%%
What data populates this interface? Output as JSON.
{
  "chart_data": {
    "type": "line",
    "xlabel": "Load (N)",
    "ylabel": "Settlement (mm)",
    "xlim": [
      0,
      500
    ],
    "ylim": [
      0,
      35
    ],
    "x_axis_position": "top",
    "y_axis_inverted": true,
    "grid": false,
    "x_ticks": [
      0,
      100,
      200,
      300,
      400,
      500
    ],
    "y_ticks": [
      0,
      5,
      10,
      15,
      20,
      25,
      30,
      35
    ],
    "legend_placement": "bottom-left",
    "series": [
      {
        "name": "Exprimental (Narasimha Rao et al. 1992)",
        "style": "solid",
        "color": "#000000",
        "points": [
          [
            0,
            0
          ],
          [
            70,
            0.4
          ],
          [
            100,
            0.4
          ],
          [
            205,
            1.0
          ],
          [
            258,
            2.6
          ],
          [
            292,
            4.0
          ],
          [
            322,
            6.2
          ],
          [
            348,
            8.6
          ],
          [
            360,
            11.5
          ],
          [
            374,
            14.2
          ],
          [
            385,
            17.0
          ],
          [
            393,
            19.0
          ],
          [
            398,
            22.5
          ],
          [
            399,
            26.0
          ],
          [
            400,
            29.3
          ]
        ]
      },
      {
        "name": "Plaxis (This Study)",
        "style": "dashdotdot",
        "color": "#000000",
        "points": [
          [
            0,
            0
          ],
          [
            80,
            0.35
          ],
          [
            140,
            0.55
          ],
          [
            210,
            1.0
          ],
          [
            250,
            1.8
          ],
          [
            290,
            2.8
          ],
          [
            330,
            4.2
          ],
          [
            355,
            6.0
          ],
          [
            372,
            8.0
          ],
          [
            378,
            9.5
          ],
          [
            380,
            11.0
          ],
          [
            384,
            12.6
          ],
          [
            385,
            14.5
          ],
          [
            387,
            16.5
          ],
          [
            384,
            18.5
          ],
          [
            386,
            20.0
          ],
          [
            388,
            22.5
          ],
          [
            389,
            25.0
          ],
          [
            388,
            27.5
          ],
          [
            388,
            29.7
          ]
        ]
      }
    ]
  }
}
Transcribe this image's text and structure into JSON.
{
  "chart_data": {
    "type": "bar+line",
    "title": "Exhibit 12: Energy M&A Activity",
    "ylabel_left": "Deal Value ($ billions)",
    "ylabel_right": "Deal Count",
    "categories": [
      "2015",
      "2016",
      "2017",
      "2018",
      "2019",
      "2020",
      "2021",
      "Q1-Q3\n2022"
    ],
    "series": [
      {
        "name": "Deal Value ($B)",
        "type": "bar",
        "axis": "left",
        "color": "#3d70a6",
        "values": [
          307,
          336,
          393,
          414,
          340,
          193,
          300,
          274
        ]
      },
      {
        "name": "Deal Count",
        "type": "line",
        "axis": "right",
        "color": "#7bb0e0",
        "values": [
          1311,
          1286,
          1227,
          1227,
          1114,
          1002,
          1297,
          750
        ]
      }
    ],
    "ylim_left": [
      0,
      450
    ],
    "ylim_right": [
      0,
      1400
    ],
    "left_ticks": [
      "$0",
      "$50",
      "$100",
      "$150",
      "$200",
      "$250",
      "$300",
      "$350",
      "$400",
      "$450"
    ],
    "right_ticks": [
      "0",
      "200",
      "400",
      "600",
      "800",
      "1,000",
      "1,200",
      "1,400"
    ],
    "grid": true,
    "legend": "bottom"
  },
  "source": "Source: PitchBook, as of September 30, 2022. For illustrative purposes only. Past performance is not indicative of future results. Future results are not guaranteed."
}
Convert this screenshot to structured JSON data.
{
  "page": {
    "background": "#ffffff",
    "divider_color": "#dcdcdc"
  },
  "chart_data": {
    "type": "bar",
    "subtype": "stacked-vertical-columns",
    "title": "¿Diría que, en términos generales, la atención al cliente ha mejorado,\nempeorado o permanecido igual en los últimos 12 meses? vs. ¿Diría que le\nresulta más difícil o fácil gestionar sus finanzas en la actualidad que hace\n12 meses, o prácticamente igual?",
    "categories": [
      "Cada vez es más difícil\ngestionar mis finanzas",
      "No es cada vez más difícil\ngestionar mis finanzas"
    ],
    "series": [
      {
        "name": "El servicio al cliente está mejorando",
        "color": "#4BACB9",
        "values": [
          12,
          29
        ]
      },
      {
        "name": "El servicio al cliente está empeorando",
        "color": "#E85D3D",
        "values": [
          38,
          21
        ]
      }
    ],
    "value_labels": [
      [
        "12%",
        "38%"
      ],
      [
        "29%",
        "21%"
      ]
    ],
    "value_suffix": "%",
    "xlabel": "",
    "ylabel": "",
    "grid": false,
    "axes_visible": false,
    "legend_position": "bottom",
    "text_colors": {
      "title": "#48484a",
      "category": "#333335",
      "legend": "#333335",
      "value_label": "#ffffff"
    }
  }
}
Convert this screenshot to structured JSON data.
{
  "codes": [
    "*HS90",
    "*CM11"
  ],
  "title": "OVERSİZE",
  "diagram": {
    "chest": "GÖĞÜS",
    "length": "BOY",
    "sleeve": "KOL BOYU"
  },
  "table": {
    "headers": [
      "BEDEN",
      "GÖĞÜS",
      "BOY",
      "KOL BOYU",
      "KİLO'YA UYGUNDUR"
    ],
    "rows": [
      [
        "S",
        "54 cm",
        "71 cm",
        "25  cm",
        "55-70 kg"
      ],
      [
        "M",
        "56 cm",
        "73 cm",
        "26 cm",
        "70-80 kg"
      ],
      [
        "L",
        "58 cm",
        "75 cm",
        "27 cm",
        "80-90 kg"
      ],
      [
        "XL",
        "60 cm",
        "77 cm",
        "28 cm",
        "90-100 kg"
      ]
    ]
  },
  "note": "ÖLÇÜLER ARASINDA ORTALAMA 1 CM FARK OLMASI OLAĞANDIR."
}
%%
_Description of the task_
Which lines of the data include "finanzas"? Copy each of them.

_Written solution_
    "title": "¿Diría que, en términos generales, la atención al cliente ha mejorado,\nempeorado o permanecido igual en los últimos 12 meses? vs. ¿Diría que le\nresulta más difícil o fácil gestionar sus finanzas en la actualidad que hace\n12 meses, o prácticamente igual?",
      "Cada vez es más difícil\ngestionar mis finanzas",
      "No es cada vez más difícil\ngestionar mis finanzas"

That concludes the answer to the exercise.